Data to process:

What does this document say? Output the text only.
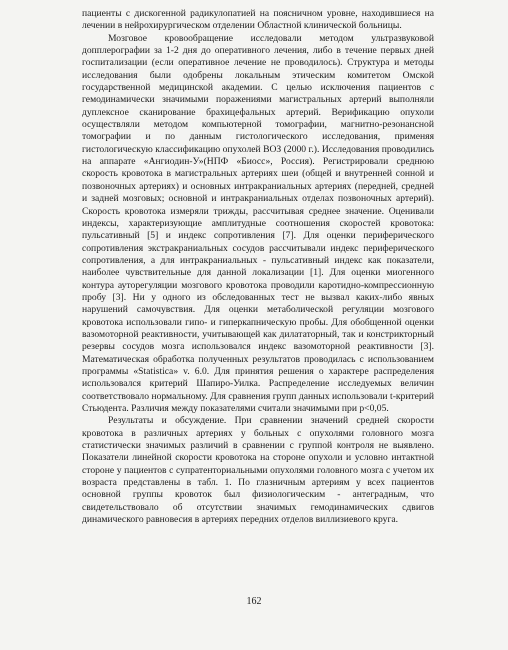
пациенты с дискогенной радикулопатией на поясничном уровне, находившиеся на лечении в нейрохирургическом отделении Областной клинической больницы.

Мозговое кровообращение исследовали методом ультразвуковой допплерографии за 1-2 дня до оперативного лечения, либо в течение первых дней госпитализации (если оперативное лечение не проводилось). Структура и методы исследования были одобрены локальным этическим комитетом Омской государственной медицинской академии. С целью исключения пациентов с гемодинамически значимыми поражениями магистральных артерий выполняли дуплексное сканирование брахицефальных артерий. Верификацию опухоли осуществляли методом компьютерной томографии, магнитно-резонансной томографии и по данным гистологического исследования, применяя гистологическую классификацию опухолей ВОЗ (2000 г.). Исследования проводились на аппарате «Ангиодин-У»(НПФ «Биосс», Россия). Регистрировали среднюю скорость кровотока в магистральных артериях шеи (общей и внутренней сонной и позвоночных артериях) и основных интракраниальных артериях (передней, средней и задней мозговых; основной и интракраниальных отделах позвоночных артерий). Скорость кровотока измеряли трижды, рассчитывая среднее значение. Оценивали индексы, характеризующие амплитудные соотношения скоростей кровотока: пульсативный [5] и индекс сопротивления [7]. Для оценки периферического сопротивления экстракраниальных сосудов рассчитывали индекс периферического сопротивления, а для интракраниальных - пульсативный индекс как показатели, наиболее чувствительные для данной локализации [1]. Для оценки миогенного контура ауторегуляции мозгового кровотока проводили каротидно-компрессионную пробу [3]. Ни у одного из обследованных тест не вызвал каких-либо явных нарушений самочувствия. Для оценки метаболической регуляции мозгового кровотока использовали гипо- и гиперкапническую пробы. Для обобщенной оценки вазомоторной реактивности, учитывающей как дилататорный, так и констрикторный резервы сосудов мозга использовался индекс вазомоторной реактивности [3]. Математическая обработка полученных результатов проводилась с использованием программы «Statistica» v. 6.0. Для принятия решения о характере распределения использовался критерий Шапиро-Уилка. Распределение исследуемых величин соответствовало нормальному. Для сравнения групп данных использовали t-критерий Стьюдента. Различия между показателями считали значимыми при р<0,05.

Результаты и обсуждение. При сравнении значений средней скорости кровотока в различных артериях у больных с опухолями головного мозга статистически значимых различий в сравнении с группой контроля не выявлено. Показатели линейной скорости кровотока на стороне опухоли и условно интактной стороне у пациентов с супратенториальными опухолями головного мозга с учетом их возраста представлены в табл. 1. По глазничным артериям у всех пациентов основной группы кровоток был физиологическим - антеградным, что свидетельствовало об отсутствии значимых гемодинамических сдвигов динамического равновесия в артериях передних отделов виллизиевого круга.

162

...

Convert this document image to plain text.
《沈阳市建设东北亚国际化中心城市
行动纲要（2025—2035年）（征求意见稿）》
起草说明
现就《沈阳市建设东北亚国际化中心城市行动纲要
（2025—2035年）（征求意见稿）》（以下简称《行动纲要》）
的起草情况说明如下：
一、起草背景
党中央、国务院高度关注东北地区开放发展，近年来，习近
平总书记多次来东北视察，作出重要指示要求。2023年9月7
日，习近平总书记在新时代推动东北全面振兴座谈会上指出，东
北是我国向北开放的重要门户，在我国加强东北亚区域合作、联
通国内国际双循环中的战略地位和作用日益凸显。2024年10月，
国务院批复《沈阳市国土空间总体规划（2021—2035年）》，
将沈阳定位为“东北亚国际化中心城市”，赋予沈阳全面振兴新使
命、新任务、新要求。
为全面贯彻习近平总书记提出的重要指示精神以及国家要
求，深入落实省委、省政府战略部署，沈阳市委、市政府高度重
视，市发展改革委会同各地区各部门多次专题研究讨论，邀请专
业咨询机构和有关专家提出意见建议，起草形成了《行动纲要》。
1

---

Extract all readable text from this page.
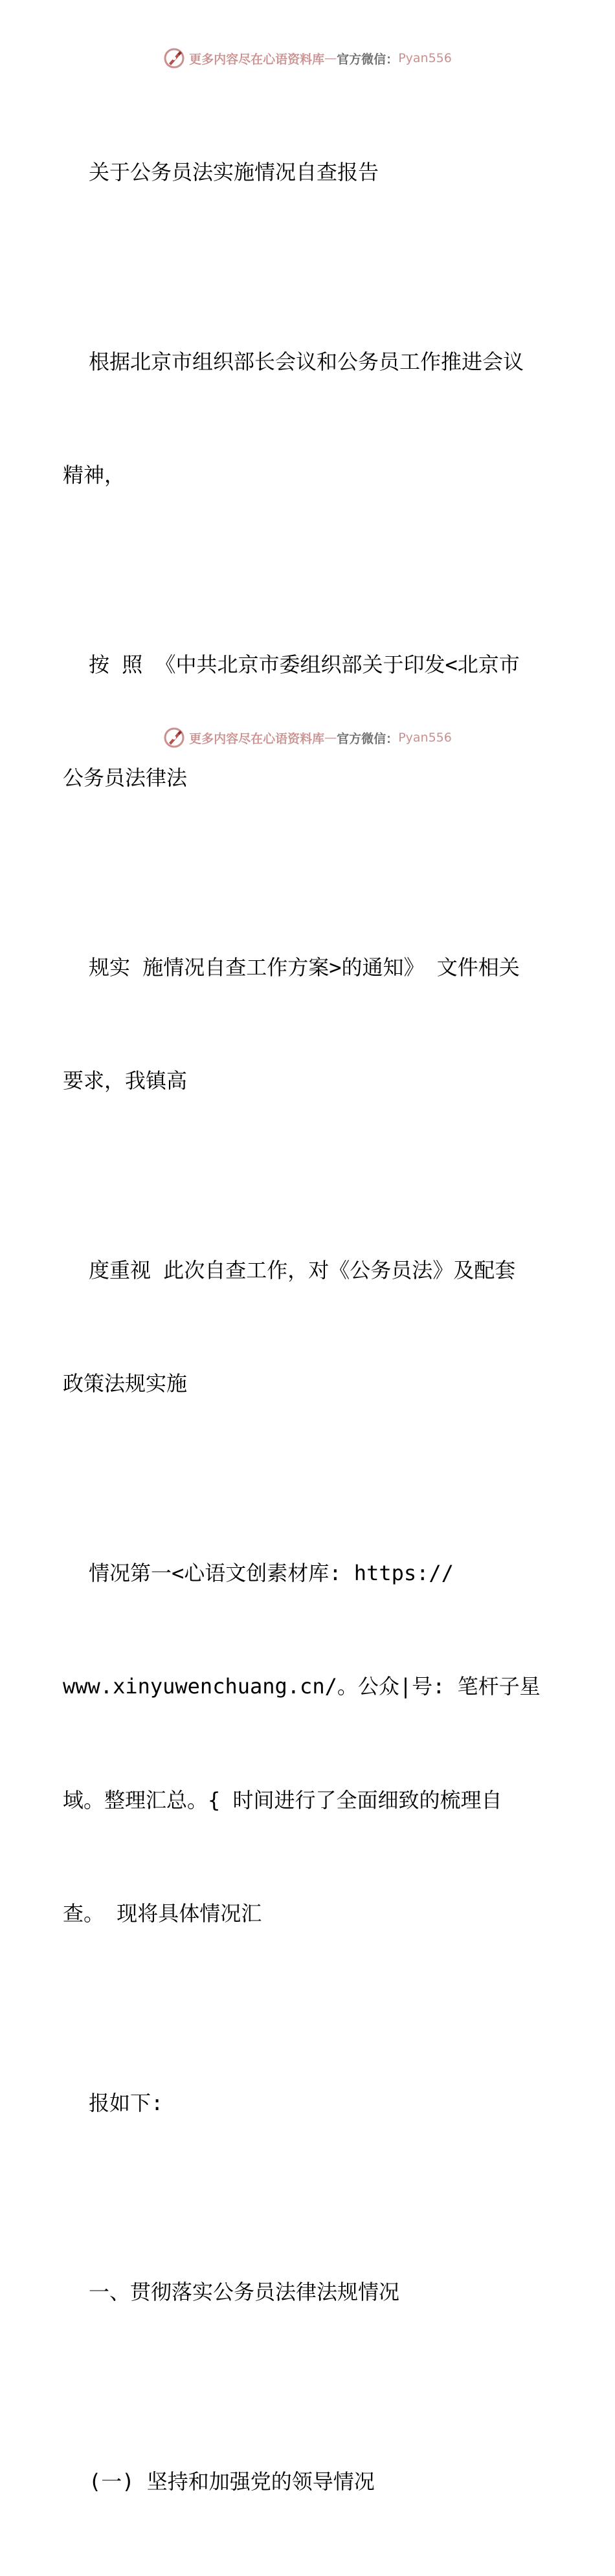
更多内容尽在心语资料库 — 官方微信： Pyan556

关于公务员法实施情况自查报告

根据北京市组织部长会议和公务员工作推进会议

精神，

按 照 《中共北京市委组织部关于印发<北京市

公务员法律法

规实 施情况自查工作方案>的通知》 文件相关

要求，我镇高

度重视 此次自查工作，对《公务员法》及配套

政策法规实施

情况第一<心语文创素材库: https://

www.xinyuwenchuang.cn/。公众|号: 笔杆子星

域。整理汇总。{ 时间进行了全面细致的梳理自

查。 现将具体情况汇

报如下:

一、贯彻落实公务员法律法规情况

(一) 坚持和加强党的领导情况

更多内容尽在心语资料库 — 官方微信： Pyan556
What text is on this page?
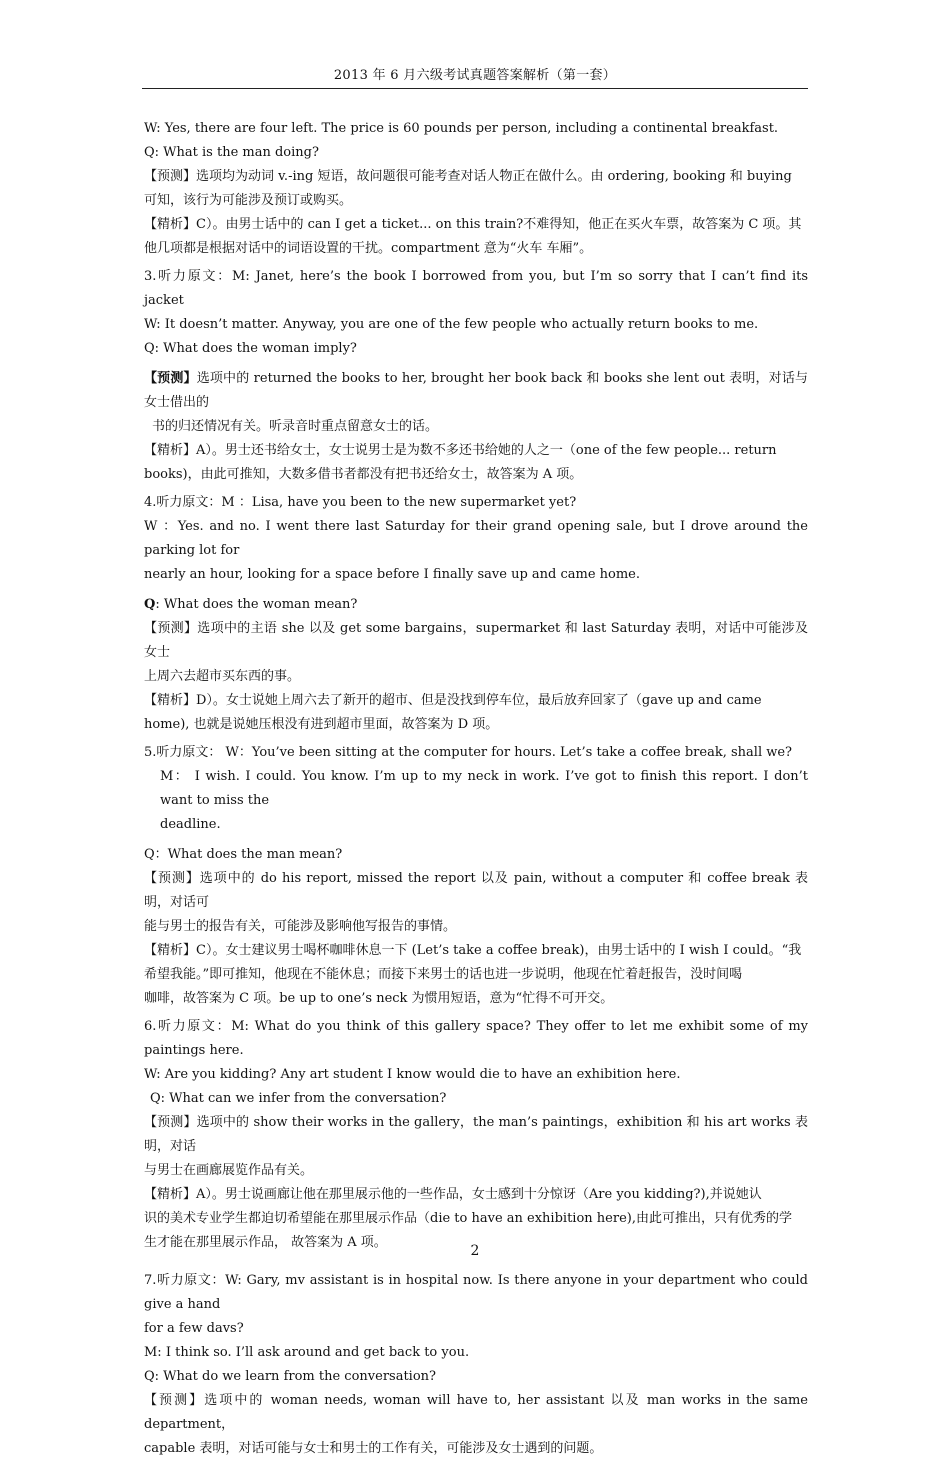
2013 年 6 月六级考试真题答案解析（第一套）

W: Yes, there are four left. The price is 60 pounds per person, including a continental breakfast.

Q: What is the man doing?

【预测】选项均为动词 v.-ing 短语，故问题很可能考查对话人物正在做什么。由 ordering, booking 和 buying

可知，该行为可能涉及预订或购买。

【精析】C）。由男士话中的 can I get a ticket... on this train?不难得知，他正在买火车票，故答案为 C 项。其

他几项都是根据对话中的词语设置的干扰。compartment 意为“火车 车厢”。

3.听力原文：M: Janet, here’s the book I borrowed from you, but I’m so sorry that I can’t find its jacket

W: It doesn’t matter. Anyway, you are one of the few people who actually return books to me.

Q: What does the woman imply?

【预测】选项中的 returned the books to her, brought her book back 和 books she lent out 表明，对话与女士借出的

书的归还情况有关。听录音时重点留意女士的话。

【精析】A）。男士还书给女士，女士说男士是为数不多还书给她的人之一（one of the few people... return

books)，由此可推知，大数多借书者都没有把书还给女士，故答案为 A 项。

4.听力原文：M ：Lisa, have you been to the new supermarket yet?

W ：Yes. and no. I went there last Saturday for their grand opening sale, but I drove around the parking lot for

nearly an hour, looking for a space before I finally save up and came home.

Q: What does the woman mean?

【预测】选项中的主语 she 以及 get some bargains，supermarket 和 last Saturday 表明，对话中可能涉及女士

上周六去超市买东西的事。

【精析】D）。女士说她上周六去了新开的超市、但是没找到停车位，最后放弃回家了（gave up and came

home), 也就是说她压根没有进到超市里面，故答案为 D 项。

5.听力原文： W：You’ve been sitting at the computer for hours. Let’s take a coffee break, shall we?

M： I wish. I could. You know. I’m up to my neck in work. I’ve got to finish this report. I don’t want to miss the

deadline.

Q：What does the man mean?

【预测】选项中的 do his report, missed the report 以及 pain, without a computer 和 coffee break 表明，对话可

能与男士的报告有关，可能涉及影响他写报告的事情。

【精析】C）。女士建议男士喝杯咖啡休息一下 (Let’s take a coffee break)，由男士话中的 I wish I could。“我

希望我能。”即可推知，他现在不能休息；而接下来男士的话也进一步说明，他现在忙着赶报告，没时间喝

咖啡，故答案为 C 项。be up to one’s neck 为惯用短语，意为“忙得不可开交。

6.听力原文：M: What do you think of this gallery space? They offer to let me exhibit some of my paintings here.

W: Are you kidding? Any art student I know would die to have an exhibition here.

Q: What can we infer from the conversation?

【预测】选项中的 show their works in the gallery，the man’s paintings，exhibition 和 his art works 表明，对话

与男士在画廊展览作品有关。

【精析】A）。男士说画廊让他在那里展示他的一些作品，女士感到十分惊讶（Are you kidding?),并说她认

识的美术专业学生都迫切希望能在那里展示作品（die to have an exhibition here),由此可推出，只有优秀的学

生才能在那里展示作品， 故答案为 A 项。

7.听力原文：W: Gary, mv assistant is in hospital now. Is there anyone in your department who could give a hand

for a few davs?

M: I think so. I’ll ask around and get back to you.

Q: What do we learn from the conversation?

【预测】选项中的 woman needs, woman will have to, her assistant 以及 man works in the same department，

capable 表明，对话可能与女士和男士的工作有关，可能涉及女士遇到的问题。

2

Exercise prompt: Above are the records; copy every line in them that holds the word "What".

The completed task:
What does this document say? Output the text only.
What text is on this page?
Q: What is the man doing?
Q: What does the woman imply?
Q: What does the woman mean?
Q：What does the man mean?
6.听力原文：M: What do you think of this gallery space? They offer to let me exhibit some of my paintings here.
Q: What can we infer from the conversation?
Q: What do we learn from the conversation?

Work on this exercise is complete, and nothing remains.